Take the listing and print it in full, exactly as given.

--- Start DATA SECTION ---

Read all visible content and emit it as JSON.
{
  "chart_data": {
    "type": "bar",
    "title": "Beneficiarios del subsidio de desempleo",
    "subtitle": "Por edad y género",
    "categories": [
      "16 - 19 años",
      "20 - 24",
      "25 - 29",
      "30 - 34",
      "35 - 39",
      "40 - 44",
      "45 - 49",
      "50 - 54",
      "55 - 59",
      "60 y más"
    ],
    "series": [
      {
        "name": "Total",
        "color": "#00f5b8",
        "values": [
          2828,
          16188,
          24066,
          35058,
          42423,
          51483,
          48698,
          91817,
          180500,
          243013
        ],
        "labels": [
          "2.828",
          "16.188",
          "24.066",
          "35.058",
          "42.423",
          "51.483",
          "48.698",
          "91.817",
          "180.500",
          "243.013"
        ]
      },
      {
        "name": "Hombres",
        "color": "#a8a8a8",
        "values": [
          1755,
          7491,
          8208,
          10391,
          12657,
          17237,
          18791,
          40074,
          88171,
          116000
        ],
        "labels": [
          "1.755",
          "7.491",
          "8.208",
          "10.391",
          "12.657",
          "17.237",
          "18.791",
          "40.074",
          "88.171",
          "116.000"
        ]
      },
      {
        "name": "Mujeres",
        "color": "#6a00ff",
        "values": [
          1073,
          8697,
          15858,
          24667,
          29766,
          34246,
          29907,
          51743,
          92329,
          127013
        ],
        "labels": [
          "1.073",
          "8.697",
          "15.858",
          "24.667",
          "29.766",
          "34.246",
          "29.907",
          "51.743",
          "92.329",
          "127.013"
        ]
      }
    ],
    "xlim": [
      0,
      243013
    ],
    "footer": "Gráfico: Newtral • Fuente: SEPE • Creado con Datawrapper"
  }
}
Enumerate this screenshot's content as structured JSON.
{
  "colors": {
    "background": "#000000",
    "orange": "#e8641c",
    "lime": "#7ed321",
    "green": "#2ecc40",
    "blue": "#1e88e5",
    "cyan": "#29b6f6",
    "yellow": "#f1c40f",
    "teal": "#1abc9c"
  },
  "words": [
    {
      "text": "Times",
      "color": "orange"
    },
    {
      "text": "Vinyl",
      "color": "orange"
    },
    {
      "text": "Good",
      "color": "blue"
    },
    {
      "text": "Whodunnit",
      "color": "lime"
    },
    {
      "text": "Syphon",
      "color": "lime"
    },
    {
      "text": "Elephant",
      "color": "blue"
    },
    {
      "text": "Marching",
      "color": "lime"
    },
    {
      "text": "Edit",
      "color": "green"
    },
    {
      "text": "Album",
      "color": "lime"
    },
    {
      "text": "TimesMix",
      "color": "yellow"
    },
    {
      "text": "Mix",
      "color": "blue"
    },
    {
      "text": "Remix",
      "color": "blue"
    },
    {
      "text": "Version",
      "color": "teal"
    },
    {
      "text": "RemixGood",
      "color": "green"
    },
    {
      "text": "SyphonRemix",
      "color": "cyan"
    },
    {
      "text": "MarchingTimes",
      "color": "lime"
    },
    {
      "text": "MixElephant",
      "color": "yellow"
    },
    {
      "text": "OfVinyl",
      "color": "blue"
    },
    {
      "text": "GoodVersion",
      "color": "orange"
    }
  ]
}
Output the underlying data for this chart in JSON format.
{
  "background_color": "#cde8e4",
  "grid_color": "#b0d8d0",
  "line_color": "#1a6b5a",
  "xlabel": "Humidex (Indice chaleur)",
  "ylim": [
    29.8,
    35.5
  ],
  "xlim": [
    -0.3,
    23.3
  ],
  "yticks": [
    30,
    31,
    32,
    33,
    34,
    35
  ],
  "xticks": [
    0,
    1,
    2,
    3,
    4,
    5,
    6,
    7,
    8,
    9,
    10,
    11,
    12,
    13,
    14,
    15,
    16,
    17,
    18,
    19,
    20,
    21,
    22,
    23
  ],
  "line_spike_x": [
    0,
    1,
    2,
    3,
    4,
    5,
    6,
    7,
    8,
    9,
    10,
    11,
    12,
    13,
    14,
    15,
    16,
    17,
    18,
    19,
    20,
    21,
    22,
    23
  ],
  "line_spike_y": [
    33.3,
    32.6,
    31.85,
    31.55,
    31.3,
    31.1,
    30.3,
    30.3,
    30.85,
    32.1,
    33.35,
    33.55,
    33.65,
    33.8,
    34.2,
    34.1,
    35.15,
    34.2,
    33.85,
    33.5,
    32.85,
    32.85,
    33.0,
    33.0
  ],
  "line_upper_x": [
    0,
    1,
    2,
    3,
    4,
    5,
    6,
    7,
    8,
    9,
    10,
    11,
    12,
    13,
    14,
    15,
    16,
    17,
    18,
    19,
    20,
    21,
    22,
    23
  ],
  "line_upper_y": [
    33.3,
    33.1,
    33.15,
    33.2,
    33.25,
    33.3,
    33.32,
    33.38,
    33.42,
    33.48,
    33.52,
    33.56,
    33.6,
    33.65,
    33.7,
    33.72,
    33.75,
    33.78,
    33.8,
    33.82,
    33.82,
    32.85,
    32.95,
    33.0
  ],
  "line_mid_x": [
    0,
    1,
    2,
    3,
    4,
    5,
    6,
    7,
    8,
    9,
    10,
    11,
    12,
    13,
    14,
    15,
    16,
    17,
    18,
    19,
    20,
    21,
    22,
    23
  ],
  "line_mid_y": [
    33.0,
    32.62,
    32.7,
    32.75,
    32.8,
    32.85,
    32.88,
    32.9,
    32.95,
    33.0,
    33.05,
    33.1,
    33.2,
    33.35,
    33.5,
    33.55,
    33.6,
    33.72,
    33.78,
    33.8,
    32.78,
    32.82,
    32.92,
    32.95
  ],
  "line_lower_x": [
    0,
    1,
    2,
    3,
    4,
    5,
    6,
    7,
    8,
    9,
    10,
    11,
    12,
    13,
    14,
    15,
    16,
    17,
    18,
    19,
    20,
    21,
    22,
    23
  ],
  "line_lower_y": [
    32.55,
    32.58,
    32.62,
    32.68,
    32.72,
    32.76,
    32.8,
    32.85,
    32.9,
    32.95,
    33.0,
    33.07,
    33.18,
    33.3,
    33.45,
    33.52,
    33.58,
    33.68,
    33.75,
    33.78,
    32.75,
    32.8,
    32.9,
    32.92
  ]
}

--- End DATA SECTION ---

▸ THE SOLUTION
Read all visible content and emit it as JSON.
{
  "chart_data": {
    "type": "bar",
    "title": "Beneficiarios del subsidio de desempleo",
    "subtitle": "Por edad y género",
    "categories": [
      "16 - 19 años",
      "20 - 24",
      "25 - 29",
      "30 - 34",
      "35 - 39",
      "40 - 44",
      "45 - 49",
      "50 - 54",
      "55 - 59",
      "60 y más"
    ],
    "series": [
      {
        "name": "Total",
        "color": "#00f5b8",
        "values": [
          2828,
          16188,
          24066,
          35058,
          42423,
          51483,
          48698,
          91817,
          180500,
          243013
        ],
        "labels": [
          "2.828",
          "16.188",
          "24.066",
          "35.058",
          "42.423",
          "51.483",
          "48.698",
          "91.817",
          "180.500",
          "243.013"
        ]
      },
      {
        "name": "Hombres",
        "color": "#a8a8a8",
        "values": [
          1755,
          7491,
          8208,
          10391,
          12657,
          17237,
          18791,
          40074,
          88171,
          116000
        ],
        "labels": [
          "1.755",
          "7.491",
          "8.208",
          "10.391",
          "12.657",
          "17.237",
          "18.791",
          "40.074",
          "88.171",
          "116.000"
        ]
      },
      {
        "name": "Mujeres",
        "color": "#6a00ff",
        "values": [
          1073,
          8697,
          15858,
          24667,
          29766,
          34246,
          29907,
          51743,
          92329,
          127013
        ],
        "labels": [
          "1.073",
          "8.697",
          "15.858",
          "24.667",
          "29.766",
          "34.246",
          "29.907",
          "51.743",
          "92.329",
          "127.013"
        ]
      }
    ],
    "xlim": [
      0,
      243013
    ],
    "footer": "Gráfico: Newtral • Fuente: SEPE • Creado con Datawrapper"
  }
}
Enumerate this screenshot's content as structured JSON.
{
  "colors": {
    "background": "#000000",
    "orange": "#e8641c",
    "lime": "#7ed321",
    "green": "#2ecc40",
    "blue": "#1e88e5",
    "cyan": "#29b6f6",
    "yellow": "#f1c40f",
    "teal": "#1abc9c"
  },
  "words": [
    {
      "text": "Times",
      "color": "orange"
    },
    {
      "text": "Vinyl",
      "color": "orange"
    },
    {
      "text": "Good",
      "color": "blue"
    },
    {
      "text": "Whodunnit",
      "color": "lime"
    },
    {
      "text": "Syphon",
      "color": "lime"
    },
    {
      "text": "Elephant",
      "color": "blue"
    },
    {
      "text": "Marching",
      "color": "lime"
    },
    {
      "text": "Edit",
      "color": "green"
    },
    {
      "text": "Album",
      "color": "lime"
    },
    {
      "text": "TimesMix",
      "color": "yellow"
    },
    {
      "text": "Mix",
      "color": "blue"
    },
    {
      "text": "Remix",
      "color": "blue"
    },
    {
      "text": "Version",
      "color": "teal"
    },
    {
      "text": "RemixGood",
      "color": "green"
    },
    {
      "text": "SyphonRemix",
      "color": "cyan"
    },
    {
      "text": "MarchingTimes",
      "color": "lime"
    },
    {
      "text": "MixElephant",
      "color": "yellow"
    },
    {
      "text": "OfVinyl",
      "color": "blue"
    },
    {
      "text": "GoodVersion",
      "color": "orange"
    }
  ]
}
Output the underlying data for this chart in JSON format.
{
  "background_color": "#cde8e4",
  "grid_color": "#b0d8d0",
  "line_color": "#1a6b5a",
  "xlabel": "Humidex (Indice chaleur)",
  "ylim": [
    29.8,
    35.5
  ],
  "xlim": [
    -0.3,
    23.3
  ],
  "yticks": [
    30,
    31,
    32,
    33,
    34,
    35
  ],
  "xticks": [
    0,
    1,
    2,
    3,
    4,
    5,
    6,
    7,
    8,
    9,
    10,
    11,
    12,
    13,
    14,
    15,
    16,
    17,
    18,
    19,
    20,
    21,
    22,
    23
  ],
  "line_spike_x": [
    0,
    1,
    2,
    3,
    4,
    5,
    6,
    7,
    8,
    9,
    10,
    11,
    12,
    13,
    14,
    15,
    16,
    17,
    18,
    19,
    20,
    21,
    22,
    23
  ],
  "line_spike_y": [
    33.3,
    32.6,
    31.85,
    31.55,
    31.3,
    31.1,
    30.3,
    30.3,
    30.85,
    32.1,
    33.35,
    33.55,
    33.65,
    33.8,
    34.2,
    34.1,
    35.15,
    34.2,
    33.85,
    33.5,
    32.85,
    32.85,
    33.0,
    33.0
  ],
  "line_upper_x": [
    0,
    1,
    2,
    3,
    4,
    5,
    6,
    7,
    8,
    9,
    10,
    11,
    12,
    13,
    14,
    15,
    16,
    17,
    18,
    19,
    20,
    21,
    22,
    23
  ],
  "line_upper_y": [
    33.3,
    33.1,
    33.15,
    33.2,
    33.25,
    33.3,
    33.32,
    33.38,
    33.42,
    33.48,
    33.52,
    33.56,
    33.6,
    33.65,
    33.7,
    33.72,
    33.75,
    33.78,
    33.8,
    33.82,
    33.82,
    32.85,
    32.95,
    33.0
  ],
  "line_mid_x": [
    0,
    1,
    2,
    3,
    4,
    5,
    6,
    7,
    8,
    9,
    10,
    11,
    12,
    13,
    14,
    15,
    16,
    17,
    18,
    19,
    20,
    21,
    22,
    23
  ],
  "line_mid_y": [
    33.0,
    32.62,
    32.7,
    32.75,
    32.8,
    32.85,
    32.88,
    32.9,
    32.95,
    33.0,
    33.05,
    33.1,
    33.2,
    33.35,
    33.5,
    33.55,
    33.6,
    33.72,
    33.78,
    33.8,
    32.78,
    32.82,
    32.92,
    32.95
  ],
  "line_lower_x": [
    0,
    1,
    2,
    3,
    4,
    5,
    6,
    7,
    8,
    9,
    10,
    11,
    12,
    13,
    14,
    15,
    16,
    17,
    18,
    19,
    20,
    21,
    22,
    23
  ],
  "line_lower_y": [
    32.55,
    32.58,
    32.62,
    32.68,
    32.72,
    32.76,
    32.8,
    32.85,
    32.9,
    32.95,
    33.0,
    33.07,
    33.18,
    33.3,
    33.45,
    33.52,
    33.58,
    33.68,
    33.75,
    33.78,
    32.75,
    32.8,
    32.9,
    32.92
  ]
}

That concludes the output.